▶ [Short problem]
The required output is a single number: how many lines of the material contain the string "wheat".
:: Data for the task
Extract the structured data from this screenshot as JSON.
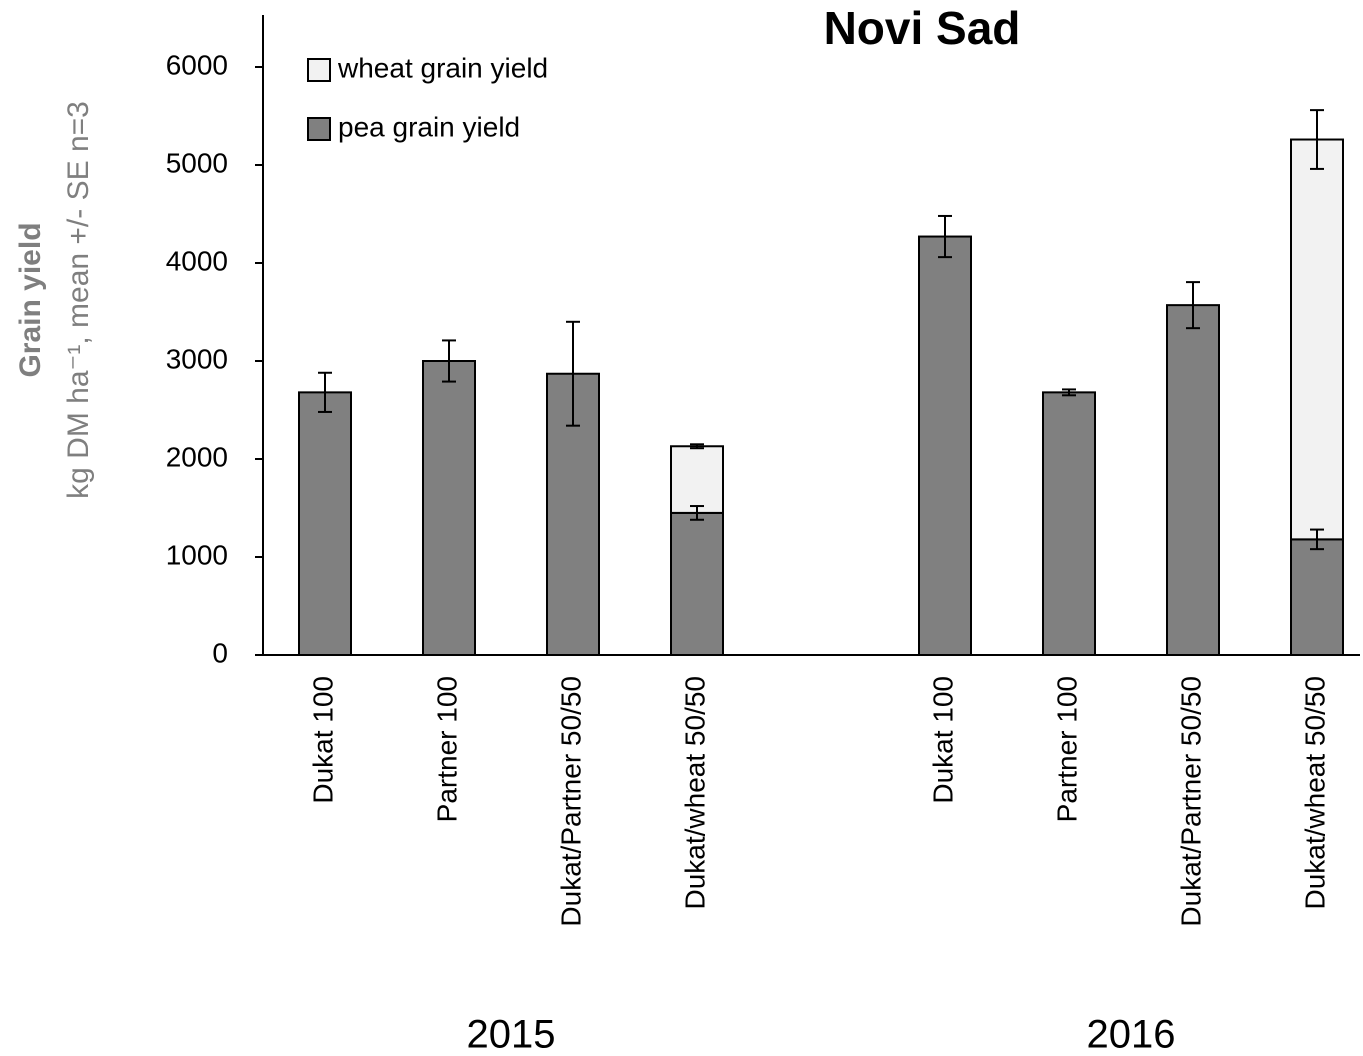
{
  "chart_data": {
    "type": "stacked_bar",
    "title": "Novi Sad",
    "ylabel": "Grain yield",
    "ylabel_sub": "kg DM ha⁻¹, mean +/- SE n=3",
    "categories": [
      "Dukat 100",
      "Partner 100",
      "Dukat/Partner 50/50",
      "Dukat/wheat 50/50",
      null,
      "Dukat 100",
      "Partner 100",
      "Dukat/Partner 50/50",
      "Dukat/wheat 50/50"
    ],
    "groups": [
      {
        "label": "2015",
        "from": 0,
        "to": 3
      },
      {
        "label": "2016",
        "from": 5,
        "to": 8
      }
    ],
    "series": [
      {
        "name": "pea grain yield",
        "color": "#808080",
        "values": [
          2680,
          3000,
          2870,
          1450,
          null,
          4270,
          2680,
          3570,
          1180
        ],
        "errors": [
          200,
          210,
          530,
          70,
          null,
          210,
          30,
          235,
          100
        ]
      },
      {
        "name": "wheat grain yield",
        "color": "#f2f2f2",
        "values": [
          null,
          null,
          null,
          680,
          null,
          null,
          null,
          null,
          4080
        ],
        "errors": [
          null,
          null,
          null,
          20,
          null,
          null,
          null,
          null,
          300
        ]
      }
    ],
    "ylim": [
      0,
      6000
    ],
    "yticks": [
      0,
      1000,
      2000,
      3000,
      4000,
      5000,
      6000
    ],
    "grid": false,
    "legend": "upper left"
  }
}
::::
▶ [Task result]
3